▸ Records
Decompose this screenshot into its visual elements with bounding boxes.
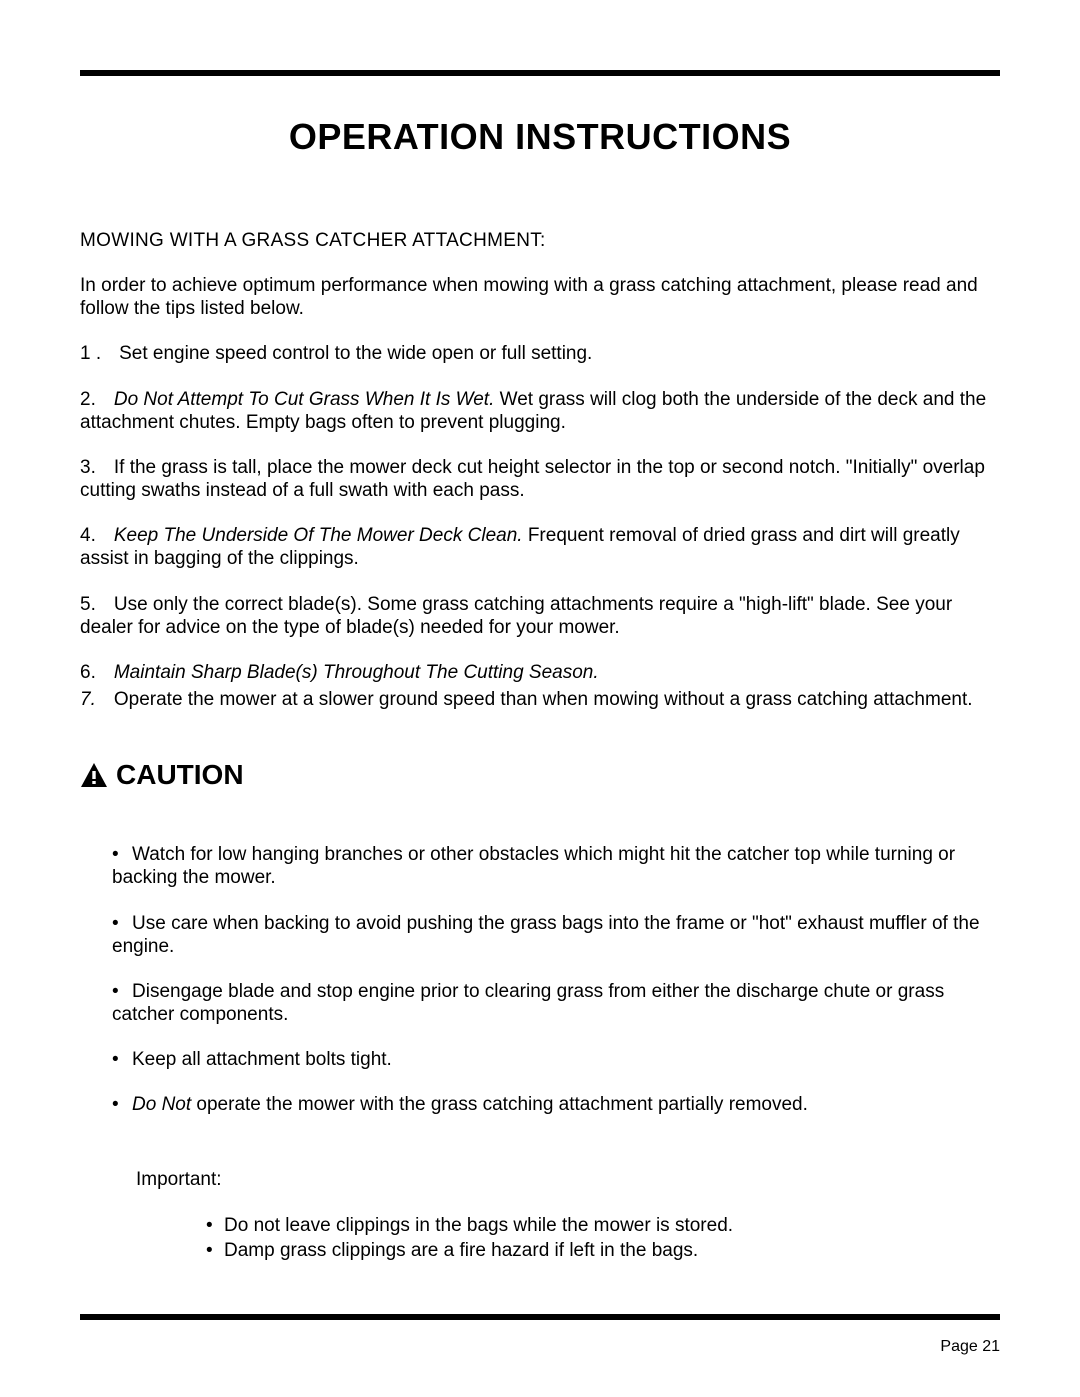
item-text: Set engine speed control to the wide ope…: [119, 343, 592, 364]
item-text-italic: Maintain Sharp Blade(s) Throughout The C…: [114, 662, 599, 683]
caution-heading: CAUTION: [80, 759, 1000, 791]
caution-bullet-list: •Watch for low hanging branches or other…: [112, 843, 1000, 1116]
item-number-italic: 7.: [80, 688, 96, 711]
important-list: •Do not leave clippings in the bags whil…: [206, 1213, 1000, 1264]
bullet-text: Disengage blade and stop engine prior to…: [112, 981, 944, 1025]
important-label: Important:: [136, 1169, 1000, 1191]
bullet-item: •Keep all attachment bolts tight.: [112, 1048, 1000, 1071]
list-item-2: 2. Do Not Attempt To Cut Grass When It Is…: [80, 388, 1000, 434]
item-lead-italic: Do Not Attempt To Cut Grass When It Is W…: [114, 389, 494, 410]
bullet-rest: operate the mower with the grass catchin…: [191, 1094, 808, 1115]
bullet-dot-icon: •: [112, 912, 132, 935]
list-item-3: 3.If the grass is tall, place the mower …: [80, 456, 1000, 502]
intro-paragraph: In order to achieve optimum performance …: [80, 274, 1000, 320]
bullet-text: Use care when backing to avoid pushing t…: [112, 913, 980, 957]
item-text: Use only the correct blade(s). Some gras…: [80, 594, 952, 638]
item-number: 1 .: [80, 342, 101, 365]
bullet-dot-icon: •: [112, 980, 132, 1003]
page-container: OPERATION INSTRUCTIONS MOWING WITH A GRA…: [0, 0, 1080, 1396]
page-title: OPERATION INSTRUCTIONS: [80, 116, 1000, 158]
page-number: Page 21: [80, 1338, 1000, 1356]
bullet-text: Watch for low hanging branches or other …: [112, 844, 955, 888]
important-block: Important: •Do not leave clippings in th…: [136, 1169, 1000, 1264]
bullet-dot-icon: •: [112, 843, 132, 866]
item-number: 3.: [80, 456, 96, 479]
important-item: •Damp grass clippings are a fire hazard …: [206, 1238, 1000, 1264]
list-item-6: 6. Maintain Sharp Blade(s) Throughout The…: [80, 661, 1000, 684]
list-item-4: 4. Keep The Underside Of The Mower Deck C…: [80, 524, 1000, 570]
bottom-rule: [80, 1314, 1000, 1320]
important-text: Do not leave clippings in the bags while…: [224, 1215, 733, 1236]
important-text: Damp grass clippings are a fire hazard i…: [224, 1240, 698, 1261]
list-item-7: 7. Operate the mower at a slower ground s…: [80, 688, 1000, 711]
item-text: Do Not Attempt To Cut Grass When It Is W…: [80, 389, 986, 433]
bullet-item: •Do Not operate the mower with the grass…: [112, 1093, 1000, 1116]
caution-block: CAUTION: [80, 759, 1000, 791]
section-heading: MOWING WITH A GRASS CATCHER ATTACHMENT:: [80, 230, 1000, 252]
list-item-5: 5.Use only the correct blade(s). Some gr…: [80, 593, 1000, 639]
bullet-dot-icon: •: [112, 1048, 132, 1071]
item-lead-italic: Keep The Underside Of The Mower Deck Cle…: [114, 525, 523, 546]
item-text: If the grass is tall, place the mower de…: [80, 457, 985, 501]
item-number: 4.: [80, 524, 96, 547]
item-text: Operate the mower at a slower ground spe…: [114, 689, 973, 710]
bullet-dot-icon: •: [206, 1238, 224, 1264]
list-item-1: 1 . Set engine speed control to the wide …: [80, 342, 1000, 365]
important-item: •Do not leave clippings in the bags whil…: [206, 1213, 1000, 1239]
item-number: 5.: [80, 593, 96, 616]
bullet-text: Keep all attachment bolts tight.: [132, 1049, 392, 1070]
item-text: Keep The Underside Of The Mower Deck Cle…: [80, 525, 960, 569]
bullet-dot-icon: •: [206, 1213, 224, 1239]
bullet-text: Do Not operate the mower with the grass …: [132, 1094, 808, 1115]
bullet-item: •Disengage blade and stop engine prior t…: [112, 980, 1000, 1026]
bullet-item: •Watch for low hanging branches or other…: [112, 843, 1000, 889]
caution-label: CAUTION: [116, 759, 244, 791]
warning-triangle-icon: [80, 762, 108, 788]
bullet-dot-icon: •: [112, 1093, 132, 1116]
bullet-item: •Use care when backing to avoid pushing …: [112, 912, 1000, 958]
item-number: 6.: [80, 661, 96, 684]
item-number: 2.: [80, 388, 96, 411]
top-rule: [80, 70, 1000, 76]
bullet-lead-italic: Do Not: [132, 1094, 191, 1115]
---
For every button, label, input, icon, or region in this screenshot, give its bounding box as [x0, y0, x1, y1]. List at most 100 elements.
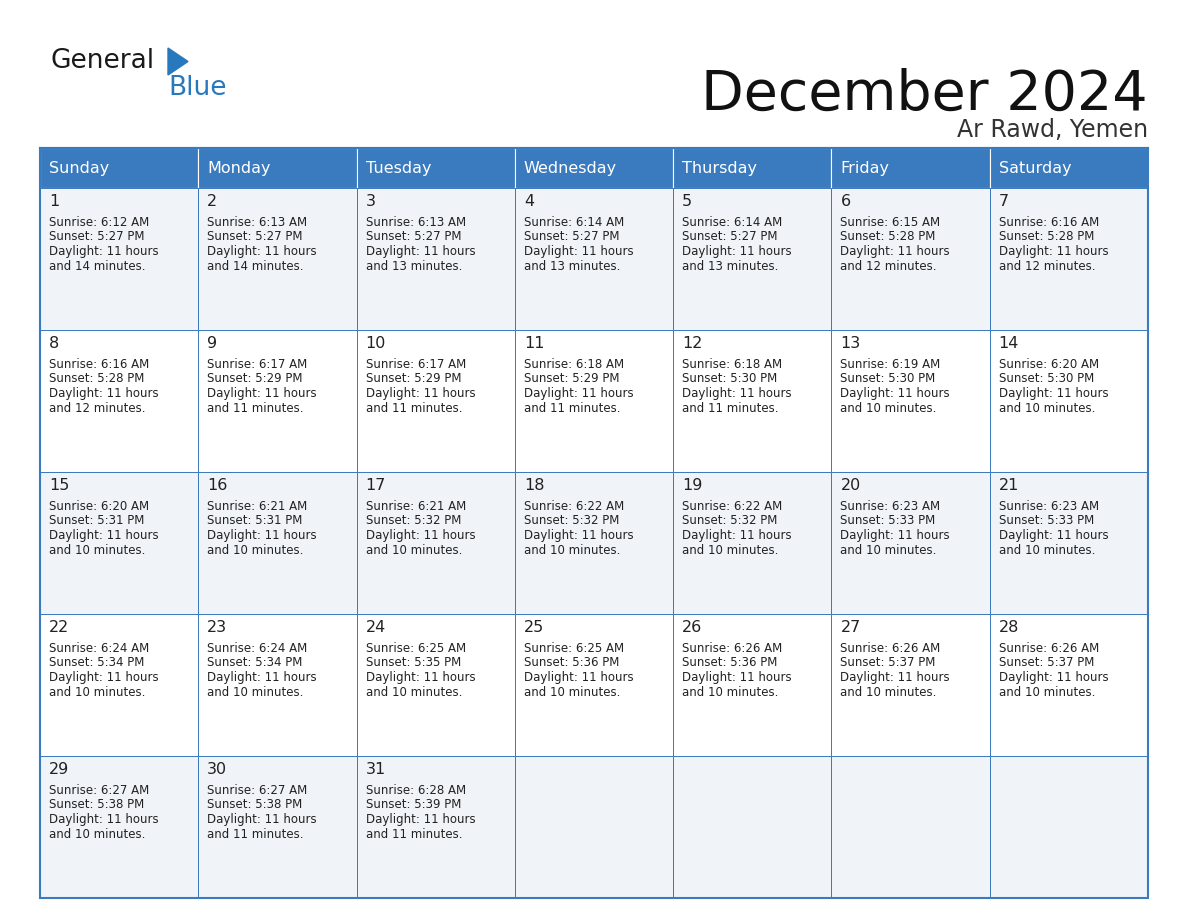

▸ Challenge
Copy the listing above verbatim, starting at the line containing "Decompose this screenshot" and ending at the line containing "important-block: Important: •Do", with both of those lines included. Leave the pictures out of your copy.

▸ Answer in full
Decompose this screenshot into its visual elements with bounding boxes.
item-text: Set engine speed control to the wide ope…: [119, 343, 592, 364]
item-text-italic: Maintain Sharp Blade(s) Throughout The C…: [114, 662, 599, 683]
caution-heading: CAUTION: [80, 759, 1000, 791]
caution-bullet-list: •Watch for low hanging branches or other…: [112, 843, 1000, 1116]
item-number-italic: 7.: [80, 688, 96, 711]
important-list: •Do not leave clippings in the bags whil…: [206, 1213, 1000, 1264]
bullet-text: Disengage blade and stop engine prior to…: [112, 981, 944, 1025]
important-label: Important:: [136, 1169, 1000, 1191]
bullet-item: •Keep all attachment bolts tight.: [112, 1048, 1000, 1071]
list-item-2: 2. Do Not Attempt To Cut Grass When It Is…: [80, 388, 1000, 434]
item-lead-italic: Do Not Attempt To Cut Grass When It Is W…: [114, 389, 494, 410]
bullet-rest: operate the mower with the grass catchin…: [191, 1094, 808, 1115]
bullet-dot-icon: •: [112, 912, 132, 935]
list-item-3: 3.If the grass is tall, place the mower …: [80, 456, 1000, 502]
intro-paragraph: In order to achieve optimum performance …: [80, 274, 1000, 320]
bullet-text: Use care when backing to avoid pushing t…: [112, 913, 980, 957]
item-text: Use only the correct blade(s). Some gras…: [80, 594, 952, 638]
item-number: 1 .: [80, 342, 101, 365]
bullet-dot-icon: •: [112, 980, 132, 1003]
page-container: OPERATION INSTRUCTIONS MOWING WITH A GRA…: [0, 0, 1080, 1396]
page-title: OPERATION INSTRUCTIONS: [80, 116, 1000, 158]
page-number: Page 21: [80, 1338, 1000, 1356]
bullet-text: Watch for low hanging branches or other …: [112, 844, 955, 888]
important-block: Important: •Do not leave clippings in th…: [136, 1169, 1000, 1264]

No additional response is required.